--- Problem to work on ---
Copy out each line of the material in which the word "content" appears.

»»

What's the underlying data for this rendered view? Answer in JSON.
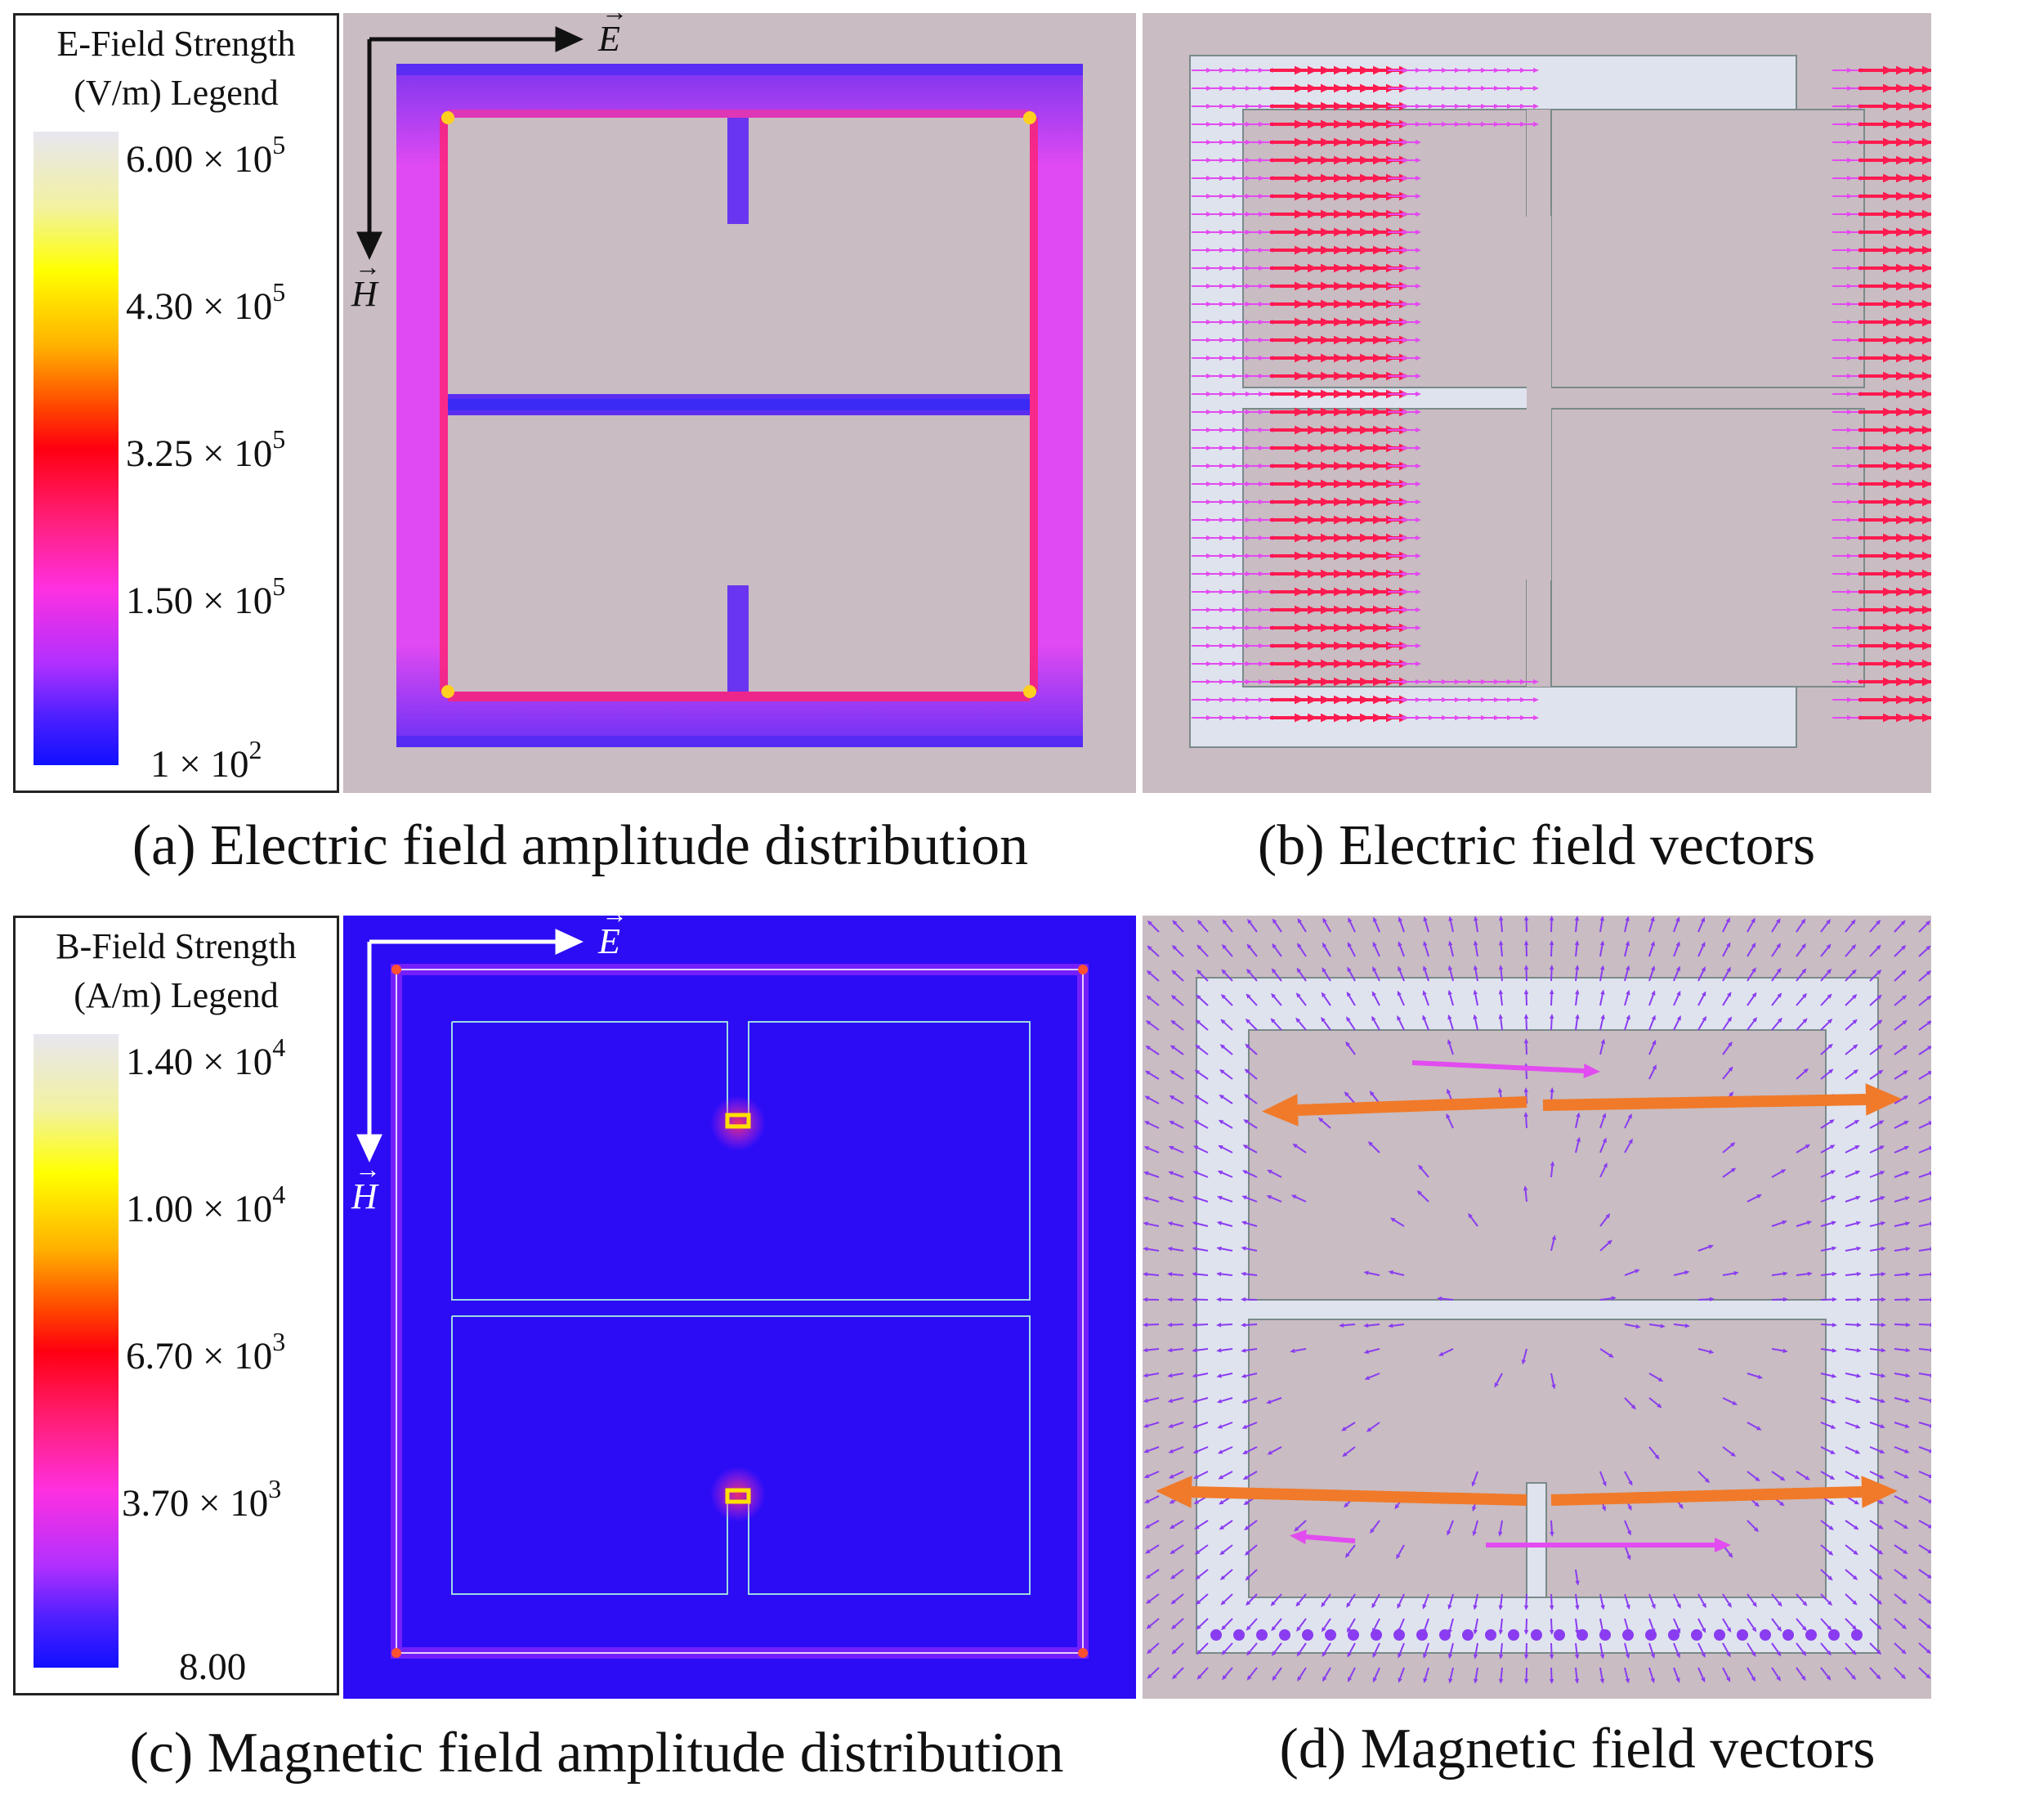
{
  "legend_top": {
    "title_line1": "E-Field Strength",
    "title_line2": "(V/m)  Legend",
    "ticks": [
      {
        "mant": "6.00 × 10",
        "exp": "5"
      },
      {
        "mant": "4.30 × 10",
        "exp": "5"
      },
      {
        "mant": "3.25 × 10",
        "exp": "5"
      },
      {
        "mant": "1.50 × 10",
        "exp": "5"
      },
      {
        "mant": "1 × 10",
        "exp": "2"
      }
    ]
  },
  "legend_bottom": {
    "title_line1": "B-Field Strength",
    "title_line2": "(A/m)  Legend",
    "ticks": [
      {
        "mant": "1.40 × 10",
        "exp": "4"
      },
      {
        "mant": "1.00 × 10",
        "exp": "4"
      },
      {
        "mant": "6.70 × 10",
        "exp": "3"
      },
      {
        "mant": "3.70 × 10",
        "exp": "3"
      },
      {
        "mant": "8.00",
        "exp": ""
      }
    ]
  },
  "axes": {
    "e_label": "E",
    "h_label": "H",
    "vector_accent": "→"
  },
  "captions": {
    "a": "(a) Electric field amplitude distribution",
    "b": "(b) Electric field vectors",
    "c": "(c) Magnetic field amplitude distribution",
    "d": "(d) Magnetic field vectors"
  },
  "colors": {
    "panel_bg": "#c8b9c0",
    "blue_bg": "#2b0cf5",
    "field_magenta": "#e24bf0",
    "field_red": "#ff1a4f",
    "arrow_orange": "#f07a2a",
    "arrow_violet": "#8a3cf0",
    "structure_light": "#dfe3ee"
  }
}
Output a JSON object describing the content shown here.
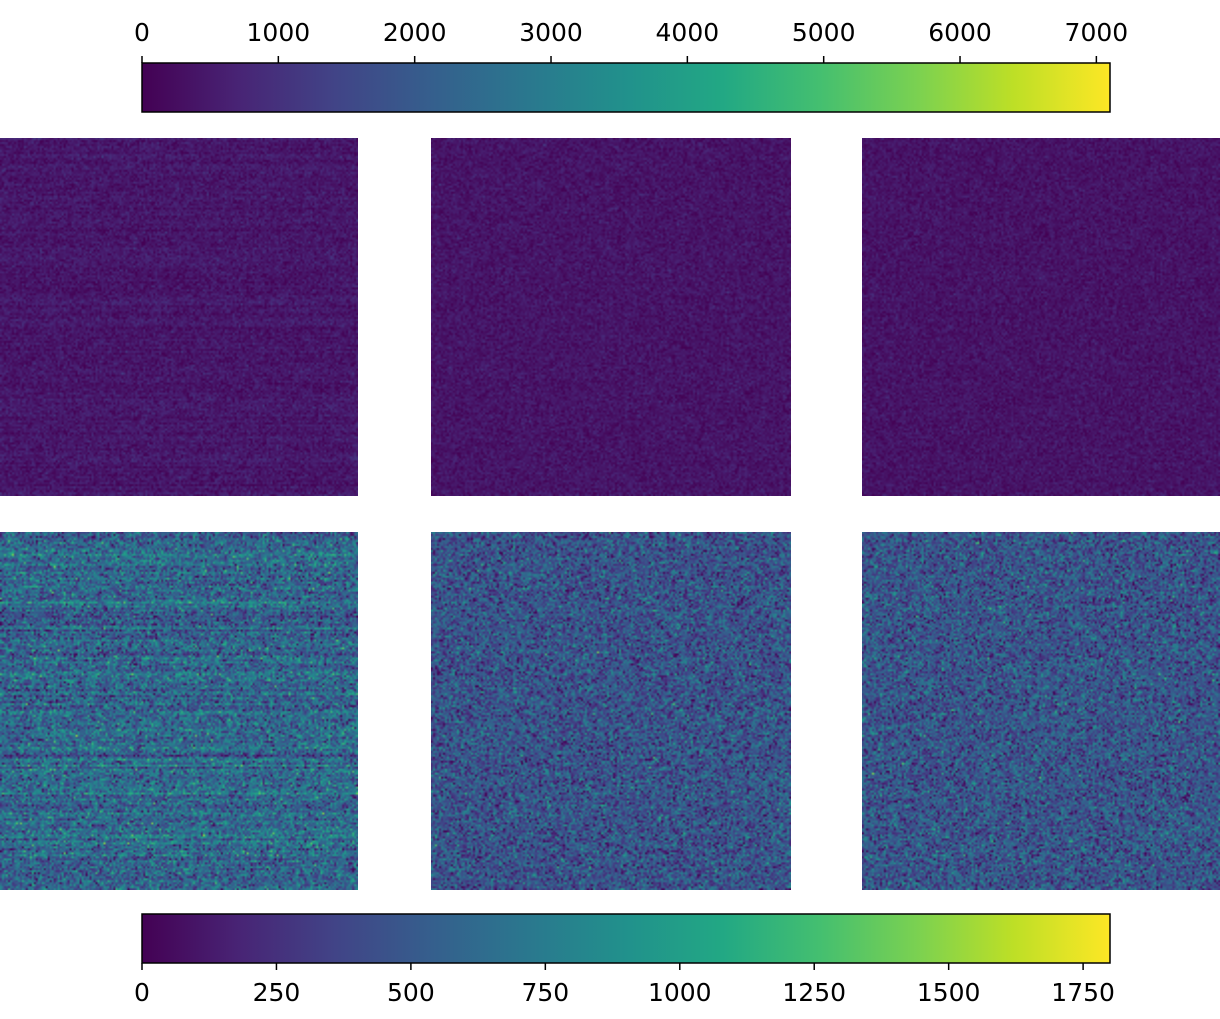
{
  "chart_data": {
    "type": "heatmap",
    "layout": "2 rows x 3 panels",
    "colormap": "viridis",
    "colorbars": [
      {
        "id": "top",
        "range": [
          0,
          7100
        ],
        "ticks": [
          0,
          1000,
          2000,
          3000,
          4000,
          5000,
          6000,
          7000
        ],
        "tick_labels": [
          "0",
          "1000",
          "2000",
          "3000",
          "4000",
          "5000",
          "6000",
          "7000"
        ],
        "tick_position": "above"
      },
      {
        "id": "bottom",
        "range": [
          0,
          1800
        ],
        "ticks": [
          0,
          250,
          500,
          750,
          1000,
          1250,
          1500,
          1750
        ],
        "tick_labels": [
          "0",
          "250",
          "500",
          "750",
          "1000",
          "1250",
          "1500",
          "1750"
        ],
        "tick_position": "below"
      }
    ],
    "panels": [
      {
        "row": 0,
        "col": 0,
        "colorbar": "top",
        "approx_mean": 450,
        "approx_noise": 230,
        "banding": true
      },
      {
        "row": 0,
        "col": 1,
        "colorbar": "top",
        "approx_mean": 400,
        "approx_noise": 210,
        "banding": false
      },
      {
        "row": 0,
        "col": 2,
        "colorbar": "top",
        "approx_mean": 380,
        "approx_noise": 200,
        "banding": false
      },
      {
        "row": 1,
        "col": 0,
        "colorbar": "bottom",
        "approx_mean": 600,
        "approx_noise": 230,
        "banding": true
      },
      {
        "row": 1,
        "col": 1,
        "colorbar": "bottom",
        "approx_mean": 470,
        "approx_noise": 210,
        "banding": false
      },
      {
        "row": 1,
        "col": 2,
        "colorbar": "bottom",
        "approx_mean": 480,
        "approx_noise": 210,
        "banding": false
      }
    ],
    "title": "",
    "xlabel": "",
    "ylabel": "",
    "grid": false
  }
}
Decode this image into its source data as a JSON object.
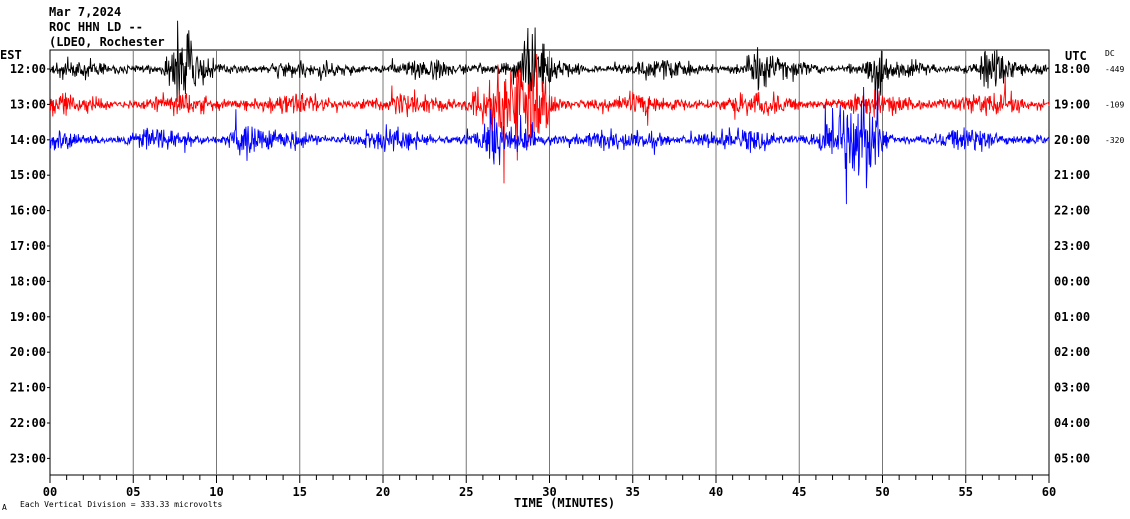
{
  "header": {
    "date": "Mar 7,2024",
    "station": "ROC HHN LD --",
    "network": "(LDEO, Rochester"
  },
  "footer": {
    "division_note": "Each Vertical Division =  333.33 microvolts",
    "corner_mark": "A"
  },
  "chart_data": {
    "type": "line",
    "title": "",
    "xlabel": "TIME (MINUTES)",
    "left_axis_label": "EST",
    "right_axis_label": "UTC",
    "dc_label": "DC",
    "xlim": [
      0,
      60
    ],
    "x_ticks": [
      "00",
      "05",
      "10",
      "15",
      "20",
      "25",
      "30",
      "35",
      "40",
      "45",
      "50",
      "55",
      "60"
    ],
    "left_hours": [
      "12:00",
      "13:00",
      "14:00",
      "15:00",
      "16:00",
      "17:00",
      "18:00",
      "19:00",
      "20:00",
      "21:00",
      "22:00",
      "23:00"
    ],
    "right_hours": [
      "18:00",
      "19:00",
      "20:00",
      "21:00",
      "22:00",
      "23:00",
      "00:00",
      "01:00",
      "02:00",
      "03:00",
      "04:00",
      "05:00"
    ],
    "dc_offsets": [
      "-449",
      "-109",
      "-320"
    ],
    "trace_colors": [
      "#000000",
      "#ff0000",
      "#0000ff"
    ],
    "vertical_gridlines": true,
    "series": [
      {
        "hour_row": "12:00",
        "color": "#000000",
        "bursts_at_minutes": [
          7,
          8,
          28,
          29,
          42,
          49,
          56
        ],
        "noise_level": "moderate"
      },
      {
        "hour_row": "13:00",
        "color": "#ff0000",
        "bursts_at_minutes": [
          25,
          26,
          27,
          28,
          29
        ],
        "noise_level": "moderate-high"
      },
      {
        "hour_row": "14:00",
        "color": "#0000ff",
        "bursts_at_minutes": [
          11,
          26,
          46,
          47,
          48,
          49
        ],
        "noise_level": "moderate"
      }
    ]
  }
}
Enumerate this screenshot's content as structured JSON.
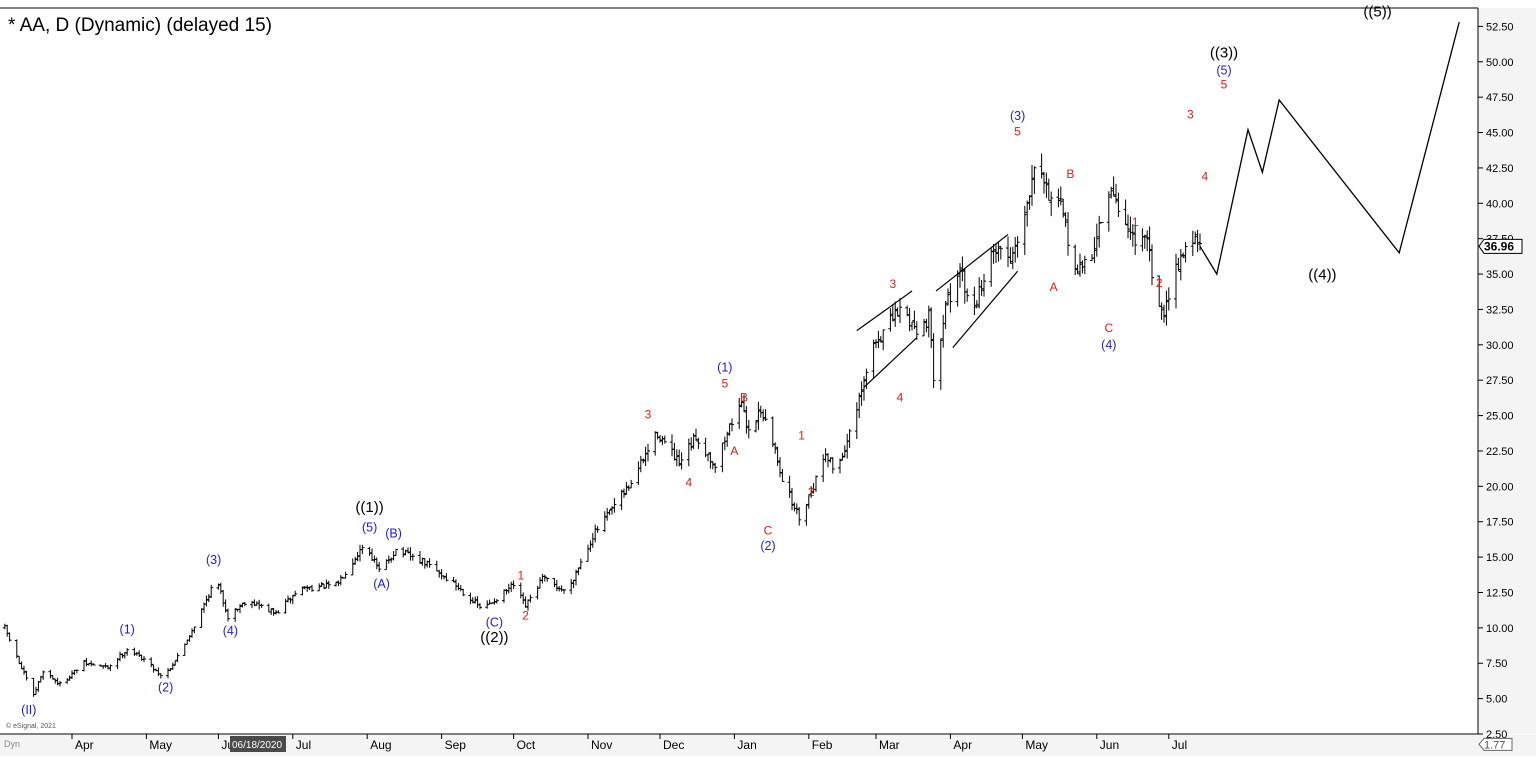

««

--- Solution for this exercise ---
Output a JSON object describing the content shown here.
Enumerate this screenshot's content as structured JSON.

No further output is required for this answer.